[Data items]
• • •
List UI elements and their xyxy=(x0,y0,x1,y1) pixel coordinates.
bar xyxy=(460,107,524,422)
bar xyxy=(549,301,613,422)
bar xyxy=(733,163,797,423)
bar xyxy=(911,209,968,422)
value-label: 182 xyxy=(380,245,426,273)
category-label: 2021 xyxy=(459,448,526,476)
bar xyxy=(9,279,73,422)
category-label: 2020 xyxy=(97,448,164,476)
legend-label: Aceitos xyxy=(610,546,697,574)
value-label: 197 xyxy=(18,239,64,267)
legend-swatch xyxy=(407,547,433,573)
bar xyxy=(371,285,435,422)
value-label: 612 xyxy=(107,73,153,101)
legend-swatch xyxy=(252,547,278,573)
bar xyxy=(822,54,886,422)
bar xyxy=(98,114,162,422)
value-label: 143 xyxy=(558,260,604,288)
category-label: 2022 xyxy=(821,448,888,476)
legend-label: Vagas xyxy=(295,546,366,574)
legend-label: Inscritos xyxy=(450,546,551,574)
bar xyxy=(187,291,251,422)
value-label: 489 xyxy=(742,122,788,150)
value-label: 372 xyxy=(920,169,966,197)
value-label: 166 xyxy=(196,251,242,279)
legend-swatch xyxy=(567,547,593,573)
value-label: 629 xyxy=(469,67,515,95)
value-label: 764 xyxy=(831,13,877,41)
• • •
Copy the entries above, changing every occurrence of "value-label" to "data-label" and leaving everything else intact.

OUTPUT BELOW |
List UI elements and their xyxy=(x0,y0,x1,y1) pixel coordinates.
bar xyxy=(460,107,524,422)
bar xyxy=(549,301,613,422)
bar xyxy=(733,163,797,423)
bar xyxy=(911,209,968,422)
data-label: 182 xyxy=(380,245,426,273)
category-label: 2021 xyxy=(459,448,526,476)
bar xyxy=(9,279,73,422)
category-label: 2020 xyxy=(97,448,164,476)
legend-label: Aceitos xyxy=(610,546,697,574)
data-label: 197 xyxy=(18,239,64,267)
legend-swatch xyxy=(407,547,433,573)
bar xyxy=(371,285,435,422)
data-label: 612 xyxy=(107,73,153,101)
legend-swatch xyxy=(252,547,278,573)
bar xyxy=(822,54,886,422)
bar xyxy=(98,114,162,422)
data-label: 143 xyxy=(558,260,604,288)
category-label: 2022 xyxy=(821,448,888,476)
legend-label: Vagas xyxy=(295,546,366,574)
legend-label: Inscritos xyxy=(450,546,551,574)
bar xyxy=(187,291,251,422)
data-label: 489 xyxy=(742,122,788,150)
data-label: 372 xyxy=(920,169,966,197)
data-label: 166 xyxy=(196,251,242,279)
legend-swatch xyxy=(567,547,593,573)
data-label: 629 xyxy=(469,67,515,95)
data-label: 764 xyxy=(831,13,877,41)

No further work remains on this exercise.